++++ Text for analysis
Retention of cadmium in roots of maize seedlings: Role of complexation by phytochelatins and related thiol peptides

Abstract

Cd from roots of maize was partitioned in seedlings exposed to 3 μM CdSO4 for 1 to 7 d. Most of the root Cd (92-94%) was buffer soluble and provided the classical metal-induced cysteine-rich, high-molecular-weight Cd-binding complex. This complex, however, bound only part of the Cd within the roots, from 19% after 1 d of exposure to 59% by d 7. Three families of peptides formed the Cd-binding complex: (γ-glutamic acid-cysteine)n-glycine [(γ-GluCys)n-Gly], or phytochelatins, (γ-Glu-Cys)n, and (γ-Glu-Cys)n-Glu. The monothiols γ-Glu-Cys-Gly (glutathione), γ-Glu-Cys, and γ-GluCys-Glu were absent from the complex. The n2 oligomers of any peptide were the least concentrated, whereas the n3 and n4 oligomers increased in the complex with exposure to Cd. By d 7, 75% of (γ-Glu-Cys)4-Gly, 80% of (γ-Glu-Cys)4, and 73% of (γ-Glu-Cys)3-Glu were complexed with Cd. The peptide thiol:Cd molar ratio for the complexes was 1.01 ± 0.07, as if the minimal amount of thiol was used to bind Cd. Acid-labile sulfide occurred in the complexes from d 1 onward at the low S2-:Cd molar ratio of 0.18 ± 0.02.
++++++++
++++ Excerpted records
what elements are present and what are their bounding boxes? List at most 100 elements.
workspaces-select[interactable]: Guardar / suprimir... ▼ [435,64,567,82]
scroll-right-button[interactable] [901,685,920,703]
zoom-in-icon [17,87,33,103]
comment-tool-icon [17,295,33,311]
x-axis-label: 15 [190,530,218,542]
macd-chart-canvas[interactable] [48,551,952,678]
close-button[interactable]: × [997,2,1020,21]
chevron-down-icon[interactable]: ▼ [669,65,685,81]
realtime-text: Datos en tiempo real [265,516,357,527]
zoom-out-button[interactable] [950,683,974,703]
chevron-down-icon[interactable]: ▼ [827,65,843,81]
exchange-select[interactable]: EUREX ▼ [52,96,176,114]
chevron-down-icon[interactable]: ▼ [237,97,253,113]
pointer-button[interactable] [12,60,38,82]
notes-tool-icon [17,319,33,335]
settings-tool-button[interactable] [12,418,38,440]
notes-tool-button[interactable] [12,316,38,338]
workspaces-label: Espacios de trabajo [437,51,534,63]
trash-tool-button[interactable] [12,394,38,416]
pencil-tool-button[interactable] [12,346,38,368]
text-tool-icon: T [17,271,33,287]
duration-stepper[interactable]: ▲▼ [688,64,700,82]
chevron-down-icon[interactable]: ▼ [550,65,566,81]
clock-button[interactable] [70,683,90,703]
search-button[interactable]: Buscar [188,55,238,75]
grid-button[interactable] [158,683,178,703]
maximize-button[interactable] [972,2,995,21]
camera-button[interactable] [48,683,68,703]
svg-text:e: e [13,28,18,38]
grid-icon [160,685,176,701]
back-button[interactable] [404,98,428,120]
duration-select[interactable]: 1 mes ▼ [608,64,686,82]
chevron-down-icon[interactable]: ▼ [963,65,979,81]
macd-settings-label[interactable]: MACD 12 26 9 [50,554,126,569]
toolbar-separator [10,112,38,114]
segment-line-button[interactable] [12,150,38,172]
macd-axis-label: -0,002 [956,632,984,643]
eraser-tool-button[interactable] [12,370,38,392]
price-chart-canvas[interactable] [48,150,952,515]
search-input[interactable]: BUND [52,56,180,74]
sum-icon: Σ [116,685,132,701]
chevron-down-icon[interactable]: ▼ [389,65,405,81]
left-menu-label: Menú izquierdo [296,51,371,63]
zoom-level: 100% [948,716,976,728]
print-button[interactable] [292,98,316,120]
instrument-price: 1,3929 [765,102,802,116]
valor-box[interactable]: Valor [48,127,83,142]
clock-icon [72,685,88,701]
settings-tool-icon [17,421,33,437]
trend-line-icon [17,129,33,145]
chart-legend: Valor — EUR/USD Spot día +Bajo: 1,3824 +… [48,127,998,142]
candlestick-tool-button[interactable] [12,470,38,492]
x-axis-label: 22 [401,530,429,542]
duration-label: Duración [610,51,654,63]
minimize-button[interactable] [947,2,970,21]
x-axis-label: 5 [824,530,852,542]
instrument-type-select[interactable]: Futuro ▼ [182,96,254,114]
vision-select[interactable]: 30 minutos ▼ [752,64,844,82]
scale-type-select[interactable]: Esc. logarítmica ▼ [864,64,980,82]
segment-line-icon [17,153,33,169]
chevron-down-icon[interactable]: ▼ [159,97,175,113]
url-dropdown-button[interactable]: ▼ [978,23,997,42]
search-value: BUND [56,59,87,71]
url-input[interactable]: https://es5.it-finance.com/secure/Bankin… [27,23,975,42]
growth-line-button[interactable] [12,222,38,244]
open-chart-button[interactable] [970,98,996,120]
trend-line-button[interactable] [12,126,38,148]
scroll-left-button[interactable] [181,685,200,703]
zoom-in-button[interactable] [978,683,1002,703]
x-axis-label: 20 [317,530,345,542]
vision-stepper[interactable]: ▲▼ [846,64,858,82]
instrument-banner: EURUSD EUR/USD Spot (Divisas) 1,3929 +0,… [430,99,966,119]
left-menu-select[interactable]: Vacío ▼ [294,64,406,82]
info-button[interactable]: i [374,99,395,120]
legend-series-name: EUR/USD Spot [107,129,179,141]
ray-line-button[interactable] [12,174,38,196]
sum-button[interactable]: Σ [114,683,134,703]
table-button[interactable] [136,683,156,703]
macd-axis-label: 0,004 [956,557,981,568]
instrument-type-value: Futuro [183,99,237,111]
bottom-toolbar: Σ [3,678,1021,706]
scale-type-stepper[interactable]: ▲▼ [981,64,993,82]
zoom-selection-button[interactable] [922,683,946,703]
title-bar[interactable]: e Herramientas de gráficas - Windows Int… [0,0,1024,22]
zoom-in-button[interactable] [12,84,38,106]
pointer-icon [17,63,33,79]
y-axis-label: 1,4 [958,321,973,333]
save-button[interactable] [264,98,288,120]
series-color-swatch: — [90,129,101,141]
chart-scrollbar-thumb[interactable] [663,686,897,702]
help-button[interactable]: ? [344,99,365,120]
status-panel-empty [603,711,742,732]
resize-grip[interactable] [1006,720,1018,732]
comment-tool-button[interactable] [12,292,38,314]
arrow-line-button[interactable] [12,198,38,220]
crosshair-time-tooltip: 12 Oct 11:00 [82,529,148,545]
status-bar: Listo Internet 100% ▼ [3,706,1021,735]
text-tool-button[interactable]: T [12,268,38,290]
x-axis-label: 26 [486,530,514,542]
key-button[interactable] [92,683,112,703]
++++++++
* [Your instructions]:
In one to three sentences, explain what the abstract on cadmium retention in maize roots takes the peptide thiol:Cd molar ratio of the complexes to indicate. The items come from a separate source unrelated to this text.

* [Output for this exercise]:
The complexes had a peptide thiol:Cd molar ratio of 1.01 ± 0.07. This near one-to-one value suggests that only the minimal amount of thiol was used to bind the Cd.